# INFORMATION SUPPLIED
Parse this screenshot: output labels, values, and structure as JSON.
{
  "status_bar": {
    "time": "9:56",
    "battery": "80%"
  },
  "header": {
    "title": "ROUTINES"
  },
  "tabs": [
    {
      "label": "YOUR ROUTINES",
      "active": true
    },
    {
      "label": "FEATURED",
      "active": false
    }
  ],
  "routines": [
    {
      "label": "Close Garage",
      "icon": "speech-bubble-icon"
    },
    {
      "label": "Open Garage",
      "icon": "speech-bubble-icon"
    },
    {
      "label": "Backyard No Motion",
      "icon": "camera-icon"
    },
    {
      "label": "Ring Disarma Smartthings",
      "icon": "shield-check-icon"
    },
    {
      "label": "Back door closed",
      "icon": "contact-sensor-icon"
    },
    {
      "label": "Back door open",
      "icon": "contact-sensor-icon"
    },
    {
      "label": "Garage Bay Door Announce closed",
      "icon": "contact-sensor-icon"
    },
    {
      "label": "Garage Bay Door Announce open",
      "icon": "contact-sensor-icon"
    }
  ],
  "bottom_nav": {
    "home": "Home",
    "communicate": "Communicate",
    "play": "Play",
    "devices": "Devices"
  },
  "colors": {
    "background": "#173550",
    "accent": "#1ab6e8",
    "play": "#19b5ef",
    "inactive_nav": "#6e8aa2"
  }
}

# YOUR INSTRUCTIONS
Produce a verbatim transcription of the entries above.

# EXERCISE RESPONSE
Parse this screenshot: output labels, values, and structure as JSON.
{
  "status_bar": {
    "time": "9:56",
    "battery": "80%"
  },
  "header": {
    "title": "ROUTINES"
  },
  "tabs": [
    {
      "label": "YOUR ROUTINES",
      "active": true
    },
    {
      "label": "FEATURED",
      "active": false
    }
  ],
  "routines": [
    {
      "label": "Close Garage",
      "icon": "speech-bubble-icon"
    },
    {
      "label": "Open Garage",
      "icon": "speech-bubble-icon"
    },
    {
      "label": "Backyard No Motion",
      "icon": "camera-icon"
    },
    {
      "label": "Ring Disarma Smartthings",
      "icon": "shield-check-icon"
    },
    {
      "label": "Back door closed",
      "icon": "contact-sensor-icon"
    },
    {
      "label": "Back door open",
      "icon": "contact-sensor-icon"
    },
    {
      "label": "Garage Bay Door Announce closed",
      "icon": "contact-sensor-icon"
    },
    {
      "label": "Garage Bay Door Announce open",
      "icon": "contact-sensor-icon"
    }
  ],
  "bottom_nav": {
    "home": "Home",
    "communicate": "Communicate",
    "play": "Play",
    "devices": "Devices"
  },
  "colors": {
    "background": "#173550",
    "accent": "#1ab6e8",
    "play": "#19b5ef",
    "inactive_nav": "#6e8aa2"
  }
}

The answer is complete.